REQUIREMENT:
Check each line below for the word "from", and copy those that have it.

Dataset records:
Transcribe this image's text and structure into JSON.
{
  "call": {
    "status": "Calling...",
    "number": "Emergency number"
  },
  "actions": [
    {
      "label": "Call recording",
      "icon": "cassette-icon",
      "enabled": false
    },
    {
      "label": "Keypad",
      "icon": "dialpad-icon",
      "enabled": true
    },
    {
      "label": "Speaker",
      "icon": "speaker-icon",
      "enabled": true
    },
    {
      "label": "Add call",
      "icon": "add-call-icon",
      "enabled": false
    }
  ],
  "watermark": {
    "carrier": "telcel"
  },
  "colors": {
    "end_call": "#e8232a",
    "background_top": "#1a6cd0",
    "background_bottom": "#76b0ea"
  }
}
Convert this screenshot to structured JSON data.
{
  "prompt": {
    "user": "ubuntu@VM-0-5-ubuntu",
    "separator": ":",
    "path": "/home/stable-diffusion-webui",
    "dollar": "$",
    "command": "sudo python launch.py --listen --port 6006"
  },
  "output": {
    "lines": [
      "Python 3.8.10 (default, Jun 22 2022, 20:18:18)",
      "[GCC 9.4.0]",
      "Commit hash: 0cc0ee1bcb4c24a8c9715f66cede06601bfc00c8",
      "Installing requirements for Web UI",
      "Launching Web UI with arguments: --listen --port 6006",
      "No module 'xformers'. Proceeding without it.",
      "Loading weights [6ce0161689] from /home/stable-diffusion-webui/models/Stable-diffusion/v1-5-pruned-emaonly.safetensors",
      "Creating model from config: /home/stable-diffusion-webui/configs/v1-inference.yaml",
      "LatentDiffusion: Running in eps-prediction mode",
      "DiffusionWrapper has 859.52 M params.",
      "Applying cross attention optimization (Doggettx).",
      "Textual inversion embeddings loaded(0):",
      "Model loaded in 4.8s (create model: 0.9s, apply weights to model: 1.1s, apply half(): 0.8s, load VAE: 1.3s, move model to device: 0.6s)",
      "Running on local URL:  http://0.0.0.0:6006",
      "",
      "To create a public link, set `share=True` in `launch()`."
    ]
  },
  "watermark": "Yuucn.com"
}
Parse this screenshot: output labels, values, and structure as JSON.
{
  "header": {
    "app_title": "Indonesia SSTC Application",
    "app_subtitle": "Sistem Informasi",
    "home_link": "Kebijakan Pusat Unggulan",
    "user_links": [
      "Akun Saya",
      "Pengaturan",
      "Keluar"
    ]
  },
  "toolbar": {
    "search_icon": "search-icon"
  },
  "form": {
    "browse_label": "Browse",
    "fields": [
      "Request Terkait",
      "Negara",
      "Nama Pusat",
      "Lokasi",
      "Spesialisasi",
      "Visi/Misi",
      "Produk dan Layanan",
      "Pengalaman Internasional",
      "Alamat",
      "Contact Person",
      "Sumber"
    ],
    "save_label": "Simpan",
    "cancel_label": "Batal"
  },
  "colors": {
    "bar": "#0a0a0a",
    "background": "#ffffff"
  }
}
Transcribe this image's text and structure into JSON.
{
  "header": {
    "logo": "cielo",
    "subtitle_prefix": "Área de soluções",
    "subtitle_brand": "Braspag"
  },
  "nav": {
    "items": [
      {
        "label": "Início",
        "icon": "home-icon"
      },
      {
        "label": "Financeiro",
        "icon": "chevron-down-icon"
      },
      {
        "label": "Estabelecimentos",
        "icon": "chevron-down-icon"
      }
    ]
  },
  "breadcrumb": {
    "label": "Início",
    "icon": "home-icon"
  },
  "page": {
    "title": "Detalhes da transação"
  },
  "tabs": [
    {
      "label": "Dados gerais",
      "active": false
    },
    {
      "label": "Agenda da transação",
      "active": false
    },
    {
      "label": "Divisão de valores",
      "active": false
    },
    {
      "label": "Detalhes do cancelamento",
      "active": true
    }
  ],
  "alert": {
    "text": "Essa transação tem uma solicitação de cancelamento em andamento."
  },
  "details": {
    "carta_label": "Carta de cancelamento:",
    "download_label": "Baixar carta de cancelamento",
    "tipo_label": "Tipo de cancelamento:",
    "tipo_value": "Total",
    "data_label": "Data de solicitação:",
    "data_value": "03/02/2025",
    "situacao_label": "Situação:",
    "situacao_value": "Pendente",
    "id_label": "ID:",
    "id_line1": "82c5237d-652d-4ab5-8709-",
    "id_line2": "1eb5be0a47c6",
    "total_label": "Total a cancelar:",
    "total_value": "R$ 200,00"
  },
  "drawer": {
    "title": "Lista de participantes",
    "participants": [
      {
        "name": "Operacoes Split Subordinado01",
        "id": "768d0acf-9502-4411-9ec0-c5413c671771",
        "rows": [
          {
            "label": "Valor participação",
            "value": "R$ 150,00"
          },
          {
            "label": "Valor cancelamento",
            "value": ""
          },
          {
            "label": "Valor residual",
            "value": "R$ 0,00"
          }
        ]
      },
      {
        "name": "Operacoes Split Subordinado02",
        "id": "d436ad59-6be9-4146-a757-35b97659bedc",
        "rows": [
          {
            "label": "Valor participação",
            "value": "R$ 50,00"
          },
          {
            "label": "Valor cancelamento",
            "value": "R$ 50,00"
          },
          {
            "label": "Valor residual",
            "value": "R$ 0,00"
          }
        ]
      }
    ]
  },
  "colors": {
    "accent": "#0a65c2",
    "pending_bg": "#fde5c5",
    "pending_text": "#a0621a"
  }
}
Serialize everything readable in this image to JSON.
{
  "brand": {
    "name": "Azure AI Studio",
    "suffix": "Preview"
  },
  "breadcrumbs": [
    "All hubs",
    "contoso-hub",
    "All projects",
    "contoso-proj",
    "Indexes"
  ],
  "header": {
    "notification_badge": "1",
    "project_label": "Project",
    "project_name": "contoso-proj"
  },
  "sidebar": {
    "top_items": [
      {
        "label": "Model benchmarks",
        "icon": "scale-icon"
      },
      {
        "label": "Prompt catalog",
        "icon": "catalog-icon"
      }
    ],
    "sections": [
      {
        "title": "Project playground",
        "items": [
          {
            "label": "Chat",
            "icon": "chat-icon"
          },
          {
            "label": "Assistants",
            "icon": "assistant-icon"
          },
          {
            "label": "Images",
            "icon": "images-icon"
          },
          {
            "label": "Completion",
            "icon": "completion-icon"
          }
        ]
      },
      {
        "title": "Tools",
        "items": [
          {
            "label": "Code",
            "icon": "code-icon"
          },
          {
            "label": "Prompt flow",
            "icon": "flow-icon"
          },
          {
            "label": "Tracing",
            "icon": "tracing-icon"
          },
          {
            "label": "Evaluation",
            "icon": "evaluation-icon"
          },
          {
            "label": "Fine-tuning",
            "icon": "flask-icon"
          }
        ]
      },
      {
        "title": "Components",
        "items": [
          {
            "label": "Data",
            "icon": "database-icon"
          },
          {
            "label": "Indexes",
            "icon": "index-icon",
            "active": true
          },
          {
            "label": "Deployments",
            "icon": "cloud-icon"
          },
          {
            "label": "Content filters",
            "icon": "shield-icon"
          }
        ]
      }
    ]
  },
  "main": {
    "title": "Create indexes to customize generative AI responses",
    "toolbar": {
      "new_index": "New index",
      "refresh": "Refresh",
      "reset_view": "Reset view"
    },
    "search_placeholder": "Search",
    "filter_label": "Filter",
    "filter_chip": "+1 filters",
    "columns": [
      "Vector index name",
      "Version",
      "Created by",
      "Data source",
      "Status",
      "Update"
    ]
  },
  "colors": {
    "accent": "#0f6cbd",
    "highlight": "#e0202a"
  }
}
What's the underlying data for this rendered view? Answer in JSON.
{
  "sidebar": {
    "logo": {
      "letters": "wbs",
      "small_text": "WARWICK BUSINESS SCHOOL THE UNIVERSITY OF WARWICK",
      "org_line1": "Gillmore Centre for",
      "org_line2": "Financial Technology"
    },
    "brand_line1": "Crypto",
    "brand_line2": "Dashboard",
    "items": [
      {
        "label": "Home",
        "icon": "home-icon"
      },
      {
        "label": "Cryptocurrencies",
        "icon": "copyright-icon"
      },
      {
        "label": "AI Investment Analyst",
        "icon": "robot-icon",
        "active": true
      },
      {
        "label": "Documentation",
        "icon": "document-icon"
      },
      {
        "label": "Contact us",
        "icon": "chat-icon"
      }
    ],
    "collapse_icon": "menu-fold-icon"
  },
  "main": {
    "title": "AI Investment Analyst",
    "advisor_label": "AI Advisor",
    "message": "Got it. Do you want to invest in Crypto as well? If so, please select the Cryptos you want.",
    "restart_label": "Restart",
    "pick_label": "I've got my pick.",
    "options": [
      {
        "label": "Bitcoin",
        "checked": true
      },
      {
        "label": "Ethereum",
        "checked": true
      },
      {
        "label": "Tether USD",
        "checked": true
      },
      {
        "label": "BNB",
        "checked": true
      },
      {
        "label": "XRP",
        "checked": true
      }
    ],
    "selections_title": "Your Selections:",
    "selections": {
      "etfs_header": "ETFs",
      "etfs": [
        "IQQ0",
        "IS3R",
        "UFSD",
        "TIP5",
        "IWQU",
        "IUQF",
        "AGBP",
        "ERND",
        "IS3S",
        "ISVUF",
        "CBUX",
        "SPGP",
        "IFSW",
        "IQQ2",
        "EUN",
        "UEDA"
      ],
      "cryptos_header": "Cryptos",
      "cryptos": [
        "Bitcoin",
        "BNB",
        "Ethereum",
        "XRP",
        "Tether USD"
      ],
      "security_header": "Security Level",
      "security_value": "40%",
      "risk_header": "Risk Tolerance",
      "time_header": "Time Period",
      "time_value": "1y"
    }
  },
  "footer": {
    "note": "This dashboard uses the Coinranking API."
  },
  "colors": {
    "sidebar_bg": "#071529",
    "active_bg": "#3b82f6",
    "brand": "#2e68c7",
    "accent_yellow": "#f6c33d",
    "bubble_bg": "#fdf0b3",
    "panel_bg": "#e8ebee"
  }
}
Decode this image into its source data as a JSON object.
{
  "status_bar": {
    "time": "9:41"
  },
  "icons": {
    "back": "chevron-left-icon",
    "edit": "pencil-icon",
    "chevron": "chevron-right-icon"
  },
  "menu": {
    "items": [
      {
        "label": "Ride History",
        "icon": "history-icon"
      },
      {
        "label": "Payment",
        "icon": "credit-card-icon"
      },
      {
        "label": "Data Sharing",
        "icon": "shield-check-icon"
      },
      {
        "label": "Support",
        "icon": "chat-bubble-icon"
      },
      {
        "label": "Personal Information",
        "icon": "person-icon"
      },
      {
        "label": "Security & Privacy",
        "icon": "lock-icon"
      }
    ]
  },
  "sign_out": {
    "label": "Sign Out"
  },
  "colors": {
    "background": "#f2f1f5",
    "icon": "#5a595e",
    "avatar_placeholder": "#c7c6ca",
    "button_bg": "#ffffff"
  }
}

FINAL RESULT:
      "Loading weights [6ce0161689] from /home/stable-diffusion-webui/models/Stable-diffusion/v1-5-pruned-emaonly.safetensors",
      "Creating model from config: /home/stable-diffusion-webui/configs/v1-inference.yaml",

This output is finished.